* STATED GOAL: Repeat each line exactly, leaving nothing out.

[Data records]
#####

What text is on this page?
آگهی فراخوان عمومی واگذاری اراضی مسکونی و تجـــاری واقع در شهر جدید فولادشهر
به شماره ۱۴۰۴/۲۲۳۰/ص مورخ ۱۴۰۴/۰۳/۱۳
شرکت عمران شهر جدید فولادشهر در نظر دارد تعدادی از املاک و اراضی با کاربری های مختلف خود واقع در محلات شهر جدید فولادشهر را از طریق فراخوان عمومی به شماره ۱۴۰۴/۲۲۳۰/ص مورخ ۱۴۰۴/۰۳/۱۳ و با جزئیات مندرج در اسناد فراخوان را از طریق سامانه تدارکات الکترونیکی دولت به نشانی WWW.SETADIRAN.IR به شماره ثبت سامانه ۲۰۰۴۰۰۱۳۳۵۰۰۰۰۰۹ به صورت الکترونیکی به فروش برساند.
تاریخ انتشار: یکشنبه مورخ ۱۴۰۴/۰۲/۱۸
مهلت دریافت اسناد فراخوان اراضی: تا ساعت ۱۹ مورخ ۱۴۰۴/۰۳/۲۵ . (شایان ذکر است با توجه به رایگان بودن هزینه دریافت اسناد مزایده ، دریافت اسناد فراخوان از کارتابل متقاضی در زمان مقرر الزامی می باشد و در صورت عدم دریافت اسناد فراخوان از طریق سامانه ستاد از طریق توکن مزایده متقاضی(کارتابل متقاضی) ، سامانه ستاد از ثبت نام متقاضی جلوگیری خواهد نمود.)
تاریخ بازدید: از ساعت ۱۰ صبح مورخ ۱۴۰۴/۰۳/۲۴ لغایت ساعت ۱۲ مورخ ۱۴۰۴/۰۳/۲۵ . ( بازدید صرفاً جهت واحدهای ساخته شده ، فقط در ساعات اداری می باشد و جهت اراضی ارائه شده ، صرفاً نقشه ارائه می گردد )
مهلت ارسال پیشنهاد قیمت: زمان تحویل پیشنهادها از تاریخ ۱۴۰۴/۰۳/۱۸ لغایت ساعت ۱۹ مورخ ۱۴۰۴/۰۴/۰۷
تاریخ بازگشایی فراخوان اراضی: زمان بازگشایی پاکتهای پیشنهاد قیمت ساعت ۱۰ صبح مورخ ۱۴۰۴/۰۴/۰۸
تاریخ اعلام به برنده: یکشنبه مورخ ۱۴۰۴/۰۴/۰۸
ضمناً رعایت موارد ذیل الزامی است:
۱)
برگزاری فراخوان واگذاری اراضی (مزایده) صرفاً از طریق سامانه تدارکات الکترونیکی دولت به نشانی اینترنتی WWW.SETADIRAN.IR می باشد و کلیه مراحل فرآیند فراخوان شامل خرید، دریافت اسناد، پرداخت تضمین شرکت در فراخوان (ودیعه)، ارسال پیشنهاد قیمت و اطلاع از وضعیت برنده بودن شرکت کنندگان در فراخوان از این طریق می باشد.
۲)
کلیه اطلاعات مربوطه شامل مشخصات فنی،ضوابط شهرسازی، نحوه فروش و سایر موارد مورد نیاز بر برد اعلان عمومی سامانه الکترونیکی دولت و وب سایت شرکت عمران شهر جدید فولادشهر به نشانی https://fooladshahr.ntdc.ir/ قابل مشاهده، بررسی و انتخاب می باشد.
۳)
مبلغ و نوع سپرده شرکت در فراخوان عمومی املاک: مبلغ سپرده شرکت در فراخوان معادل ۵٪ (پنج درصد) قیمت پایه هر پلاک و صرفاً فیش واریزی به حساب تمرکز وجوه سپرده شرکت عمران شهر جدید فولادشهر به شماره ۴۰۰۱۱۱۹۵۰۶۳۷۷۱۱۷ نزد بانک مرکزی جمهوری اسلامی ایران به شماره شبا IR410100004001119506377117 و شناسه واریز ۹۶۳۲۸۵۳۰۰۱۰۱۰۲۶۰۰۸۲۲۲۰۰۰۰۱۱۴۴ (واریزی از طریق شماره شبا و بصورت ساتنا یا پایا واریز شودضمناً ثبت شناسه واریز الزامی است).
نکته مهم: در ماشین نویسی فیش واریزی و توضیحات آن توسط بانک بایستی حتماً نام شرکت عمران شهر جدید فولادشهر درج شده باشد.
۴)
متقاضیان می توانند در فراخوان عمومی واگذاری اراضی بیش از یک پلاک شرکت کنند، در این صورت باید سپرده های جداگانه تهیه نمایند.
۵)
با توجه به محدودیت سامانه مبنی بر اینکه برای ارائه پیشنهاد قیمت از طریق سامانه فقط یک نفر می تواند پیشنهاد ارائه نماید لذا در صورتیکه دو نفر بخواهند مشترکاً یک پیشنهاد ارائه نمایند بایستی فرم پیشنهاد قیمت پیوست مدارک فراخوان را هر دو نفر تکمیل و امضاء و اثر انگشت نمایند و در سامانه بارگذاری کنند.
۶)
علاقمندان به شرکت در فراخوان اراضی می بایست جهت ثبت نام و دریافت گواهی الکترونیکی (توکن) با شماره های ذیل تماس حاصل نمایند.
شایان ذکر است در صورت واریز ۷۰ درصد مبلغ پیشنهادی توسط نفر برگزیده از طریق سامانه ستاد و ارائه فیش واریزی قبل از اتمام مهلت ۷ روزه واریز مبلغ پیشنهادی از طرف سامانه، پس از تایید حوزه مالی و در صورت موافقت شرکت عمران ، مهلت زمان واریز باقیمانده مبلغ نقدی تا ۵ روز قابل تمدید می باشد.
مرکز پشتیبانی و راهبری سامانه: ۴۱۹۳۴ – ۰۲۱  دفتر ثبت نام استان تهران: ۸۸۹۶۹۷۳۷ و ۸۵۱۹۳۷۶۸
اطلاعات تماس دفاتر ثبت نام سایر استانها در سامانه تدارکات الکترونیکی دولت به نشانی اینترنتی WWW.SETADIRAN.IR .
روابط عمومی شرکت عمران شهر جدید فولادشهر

#####

* RIGHT ANSWER:
What text is on this page?
آگهی فراخوان عمومی واگذاری اراضی مسکونی و تجـــاری واقع در شهر جدید فولادشهر
به شماره ۱۴۰۴/۲۲۳۰/ص مورخ ۱۴۰۴/۰۳/۱۳
شرکت عمران شهر جدید فولادشهر در نظر دارد تعدادی از املاک و اراضی با کاربری های مختلف خود واقع در محلات شهر جدید فولادشهر را از طریق فراخوان عمومی به شماره ۱۴۰۴/۲۲۳۰/ص مورخ ۱۴۰۴/۰۳/۱۳ و با جزئیات مندرج در اسناد فراخوان را از طریق سامانه تدارکات الکترونیکی دولت به نشانی WWW.SETADIRAN.IR به شماره ثبت سامانه ۲۰۰۴۰۰۱۳۳۵۰۰۰۰۰۹ به صورت الکترونیکی به فروش برساند.
تاریخ انتشار: یکشنبه مورخ ۱۴۰۴/۰۲/۱۸
مهلت دریافت اسناد فراخوان اراضی: تا ساعت ۱۹ مورخ ۱۴۰۴/۰۳/۲۵ . (شایان ذکر است با توجه به رایگان بودن هزینه دریافت اسناد مزایده ، دریافت اسناد فراخوان از کارتابل متقاضی در زمان مقرر الزامی می باشد و در صورت عدم دریافت اسناد فراخوان از طریق سامانه ستاد از طریق توکن مزایده متقاضی(کارتابل متقاضی) ، سامانه ستاد از ثبت نام متقاضی جلوگیری خواهد نمود.)
تاریخ بازدید: از ساعت ۱۰ صبح مورخ ۱۴۰۴/۰۳/۲۴ لغایت ساعت ۱۲ مورخ ۱۴۰۴/۰۳/۲۵ . ( بازدید صرفاً جهت واحدهای ساخته شده ، فقط در ساعات اداری می باشد و جهت اراضی ارائه شده ، صرفاً نقشه ارائه می گردد )
مهلت ارسال پیشنهاد قیمت: زمان تحویل پیشنهادها از تاریخ ۱۴۰۴/۰۳/۱۸ لغایت ساعت ۱۹ مورخ ۱۴۰۴/۰۴/۰۷
تاریخ بازگشایی فراخوان اراضی: زمان بازگشایی پاکتهای پیشنهاد قیمت ساعت ۱۰ صبح مورخ ۱۴۰۴/۰۴/۰۸
تاریخ اعلام به برنده: یکشنبه مورخ ۱۴۰۴/۰۴/۰۸
ضمناً رعایت موارد ذیل الزامی است:
۱)
برگزاری فراخوان واگذاری اراضی (مزایده) صرفاً از طریق سامانه تدارکات الکترونیکی دولت به نشانی اینترنتی WWW.SETADIRAN.IR می باشد و کلیه مراحل فرآیند فراخوان شامل خرید، دریافت اسناد، پرداخت تضمین شرکت در فراخوان (ودیعه)، ارسال پیشنهاد قیمت و اطلاع از وضعیت برنده بودن شرکت کنندگان در فراخوان از این طریق می باشد.
۲)
کلیه اطلاعات مربوطه شامل مشخصات فنی،ضوابط شهرسازی، نحوه فروش و سایر موارد مورد نیاز بر برد اعلان عمومی سامانه الکترونیکی دولت و وب سایت شرکت عمران شهر جدید فولادشهر به نشانی https://fooladshahr.ntdc.ir/ قابل مشاهده، بررسی و انتخاب می باشد.
۳)
مبلغ و نوع سپرده شرکت در فراخوان عمومی املاک: مبلغ سپرده شرکت در فراخوان معادل ۵٪ (پنج درصد) قیمت پایه هر پلاک و صرفاً فیش واریزی به حساب تمرکز وجوه سپرده شرکت عمران شهر جدید فولادشهر به شماره ۴۰۰۱۱۱۹۵۰۶۳۷۷۱۱۷ نزد بانک مرکزی جمهوری اسلامی ایران به شماره شبا IR410100004001119506377117 و شناسه واریز ۹۶۳۲۸۵۳۰۰۱۰۱۰۲۶۰۰۸۲۲۲۰۰۰۰۱۱۴۴ (واریزی از طریق شماره شبا و بصورت ساتنا یا پایا واریز شودضمناً ثبت شناسه واریز الزامی است).
نکته مهم: در ماشین نویسی فیش واریزی و توضیحات آن توسط بانک بایستی حتماً نام شرکت عمران شهر جدید فولادشهر درج شده باشد.
۴)
متقاضیان می توانند در فراخوان عمومی واگذاری اراضی بیش از یک پلاک شرکت کنند، در این صورت باید سپرده های جداگانه تهیه نمایند.
۵)
با توجه به محدودیت سامانه مبنی بر اینکه برای ارائه پیشنهاد قیمت از طریق سامانه فقط یک نفر می تواند پیشنهاد ارائه نماید لذا در صورتیکه دو نفر بخواهند مشترکاً یک پیشنهاد ارائه نمایند بایستی فرم پیشنهاد قیمت پیوست مدارک فراخوان را هر دو نفر تکمیل و امضاء و اثر انگشت نمایند و در سامانه بارگذاری کنند.
۶)
علاقمندان به شرکت در فراخوان اراضی می بایست جهت ثبت نام و دریافت گواهی الکترونیکی (توکن) با شماره های ذیل تماس حاصل نمایند.
شایان ذکر است در صورت واریز ۷۰ درصد مبلغ پیشنهادی توسط نفر برگزیده از طریق سامانه ستاد و ارائه فیش واریزی قبل از اتمام مهلت ۷ روزه واریز مبلغ پیشنهادی از طرف سامانه، پس از تایید حوزه مالی و در صورت موافقت شرکت عمران ، مهلت زمان واریز باقیمانده مبلغ نقدی تا ۵ روز قابل تمدید می باشد.
مرکز پشتیبانی و راهبری سامانه: ۴۱۹۳۴ – ۰۲۱  دفتر ثبت نام استان تهران: ۸۸۹۶۹۷۳۷ و ۸۵۱۹۳۷۶۸
اطلاعات تماس دفاتر ثبت نام سایر استانها در سامانه تدارکات الکترونیکی دولت به نشانی اینترنتی WWW.SETADIRAN.IR .
روابط عمومی شرکت عمران شهر جدید فولادشهر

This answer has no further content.